▸ SOURCE RECORDS:

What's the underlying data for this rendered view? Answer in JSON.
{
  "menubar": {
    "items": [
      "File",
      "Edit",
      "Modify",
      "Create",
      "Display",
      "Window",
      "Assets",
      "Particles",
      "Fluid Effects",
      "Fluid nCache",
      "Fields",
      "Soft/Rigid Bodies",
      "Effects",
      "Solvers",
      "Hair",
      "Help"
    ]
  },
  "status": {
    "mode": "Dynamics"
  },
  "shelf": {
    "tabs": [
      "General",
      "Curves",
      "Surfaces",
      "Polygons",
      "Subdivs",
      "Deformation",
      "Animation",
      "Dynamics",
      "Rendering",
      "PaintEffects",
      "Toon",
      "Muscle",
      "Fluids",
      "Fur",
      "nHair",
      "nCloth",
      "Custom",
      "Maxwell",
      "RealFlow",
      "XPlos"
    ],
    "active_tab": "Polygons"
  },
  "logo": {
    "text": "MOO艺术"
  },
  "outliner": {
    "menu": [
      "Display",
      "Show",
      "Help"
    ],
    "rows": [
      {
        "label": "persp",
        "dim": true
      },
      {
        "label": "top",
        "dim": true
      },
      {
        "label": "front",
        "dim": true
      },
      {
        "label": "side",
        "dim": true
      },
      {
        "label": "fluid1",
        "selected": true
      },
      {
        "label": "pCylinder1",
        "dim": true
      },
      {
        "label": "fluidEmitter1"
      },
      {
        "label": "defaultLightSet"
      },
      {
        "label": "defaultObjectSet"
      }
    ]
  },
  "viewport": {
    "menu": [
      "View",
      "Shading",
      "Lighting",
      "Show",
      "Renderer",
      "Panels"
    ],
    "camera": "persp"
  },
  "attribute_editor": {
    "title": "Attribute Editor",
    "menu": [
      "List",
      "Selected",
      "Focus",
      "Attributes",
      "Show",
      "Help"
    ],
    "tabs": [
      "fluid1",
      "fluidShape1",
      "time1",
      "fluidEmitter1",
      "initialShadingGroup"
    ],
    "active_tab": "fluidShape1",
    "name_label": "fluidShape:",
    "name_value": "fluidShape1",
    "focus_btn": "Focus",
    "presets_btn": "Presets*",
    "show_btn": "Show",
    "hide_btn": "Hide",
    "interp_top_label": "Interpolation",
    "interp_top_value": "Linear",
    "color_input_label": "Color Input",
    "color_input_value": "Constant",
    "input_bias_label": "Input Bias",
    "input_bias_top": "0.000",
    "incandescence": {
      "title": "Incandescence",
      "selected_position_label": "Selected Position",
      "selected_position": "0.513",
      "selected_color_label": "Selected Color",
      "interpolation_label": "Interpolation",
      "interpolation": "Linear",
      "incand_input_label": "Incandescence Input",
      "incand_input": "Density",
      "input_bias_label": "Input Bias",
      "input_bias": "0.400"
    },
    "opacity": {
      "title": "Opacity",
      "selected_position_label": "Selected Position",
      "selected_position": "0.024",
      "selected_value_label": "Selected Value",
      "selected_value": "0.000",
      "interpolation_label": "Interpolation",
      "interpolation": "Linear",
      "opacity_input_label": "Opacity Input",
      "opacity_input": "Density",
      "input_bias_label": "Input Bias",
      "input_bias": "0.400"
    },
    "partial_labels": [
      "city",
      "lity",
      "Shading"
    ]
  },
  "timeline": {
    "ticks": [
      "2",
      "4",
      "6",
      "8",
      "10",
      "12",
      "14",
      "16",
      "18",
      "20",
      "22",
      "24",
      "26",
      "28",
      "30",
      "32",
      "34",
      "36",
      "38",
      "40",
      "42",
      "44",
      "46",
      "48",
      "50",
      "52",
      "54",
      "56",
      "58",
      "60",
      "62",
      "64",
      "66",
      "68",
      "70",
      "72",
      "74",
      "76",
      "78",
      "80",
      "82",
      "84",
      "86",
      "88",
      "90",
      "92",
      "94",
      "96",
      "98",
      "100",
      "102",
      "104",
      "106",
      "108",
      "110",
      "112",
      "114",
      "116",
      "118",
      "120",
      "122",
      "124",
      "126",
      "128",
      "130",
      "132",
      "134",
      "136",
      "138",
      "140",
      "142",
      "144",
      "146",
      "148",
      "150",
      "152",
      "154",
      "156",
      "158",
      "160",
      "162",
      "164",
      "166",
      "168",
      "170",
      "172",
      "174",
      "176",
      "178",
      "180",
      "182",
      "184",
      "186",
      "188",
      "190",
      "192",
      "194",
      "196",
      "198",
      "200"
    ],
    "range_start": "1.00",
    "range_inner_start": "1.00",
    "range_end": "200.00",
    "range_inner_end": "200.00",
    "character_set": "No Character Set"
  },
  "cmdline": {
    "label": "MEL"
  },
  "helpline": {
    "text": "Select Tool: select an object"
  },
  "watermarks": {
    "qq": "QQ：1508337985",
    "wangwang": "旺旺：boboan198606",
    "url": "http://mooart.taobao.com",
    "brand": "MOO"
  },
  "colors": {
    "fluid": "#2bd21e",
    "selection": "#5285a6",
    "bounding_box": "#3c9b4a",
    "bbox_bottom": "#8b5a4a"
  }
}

▸ WHAT NEEDS TO BE DONE: Return the lines of the records that include the string "title".

▸ IN RESPONSE:
    "title": "Attribute Editor",
      "title": "Incandescence",
      "title": "Opacity",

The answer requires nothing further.